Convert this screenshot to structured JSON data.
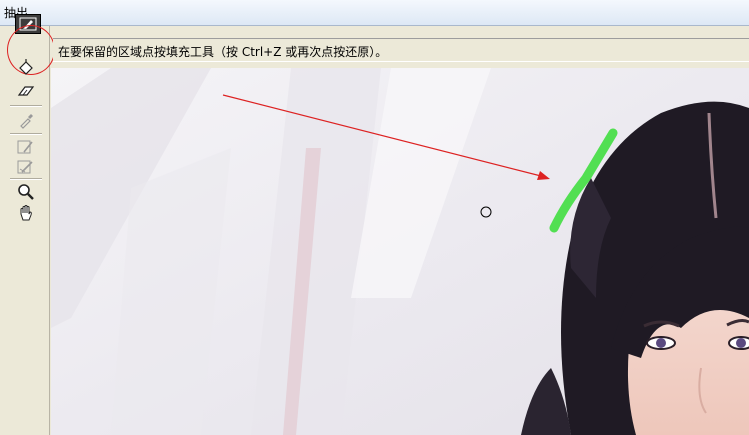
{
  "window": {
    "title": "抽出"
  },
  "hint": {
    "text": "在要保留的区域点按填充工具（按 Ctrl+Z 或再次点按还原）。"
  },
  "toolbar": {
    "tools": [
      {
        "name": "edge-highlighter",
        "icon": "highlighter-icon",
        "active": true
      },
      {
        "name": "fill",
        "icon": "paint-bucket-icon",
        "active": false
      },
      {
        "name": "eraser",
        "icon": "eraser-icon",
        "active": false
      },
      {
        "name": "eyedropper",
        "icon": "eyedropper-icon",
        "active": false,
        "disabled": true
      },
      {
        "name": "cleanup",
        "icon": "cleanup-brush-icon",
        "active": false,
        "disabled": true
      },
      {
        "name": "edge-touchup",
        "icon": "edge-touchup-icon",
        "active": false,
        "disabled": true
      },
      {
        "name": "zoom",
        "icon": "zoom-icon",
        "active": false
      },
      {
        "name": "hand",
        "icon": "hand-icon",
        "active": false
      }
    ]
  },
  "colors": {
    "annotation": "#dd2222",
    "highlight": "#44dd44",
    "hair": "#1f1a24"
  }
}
========
Write out the listing above again, exactly, but with no pictures in the copy.

Convert this screenshot to structured JSON data.
{
  "window": {
    "title": "抽出"
  },
  "hint": {
    "text": "在要保留的区域点按填充工具（按 Ctrl+Z 或再次点按还原）。"
  },
  "toolbar": {
    "tools": [
      {
        "name": "edge-highlighter",
        "icon": "highlighter-icon",
        "active": true
      },
      {
        "name": "fill",
        "icon": "paint-bucket-icon",
        "active": false
      },
      {
        "name": "eraser",
        "icon": "eraser-icon",
        "active": false
      },
      {
        "name": "eyedropper",
        "icon": "eyedropper-icon",
        "active": false,
        "disabled": true
      },
      {
        "name": "cleanup",
        "icon": "cleanup-brush-icon",
        "active": false,
        "disabled": true
      },
      {
        "name": "edge-touchup",
        "icon": "edge-touchup-icon",
        "active": false,
        "disabled": true
      },
      {
        "name": "zoom",
        "icon": "zoom-icon",
        "active": false
      },
      {
        "name": "hand",
        "icon": "hand-icon",
        "active": false
      }
    ]
  },
  "colors": {
    "annotation": "#dd2222",
    "highlight": "#44dd44",
    "hair": "#1f1a24"
  }
}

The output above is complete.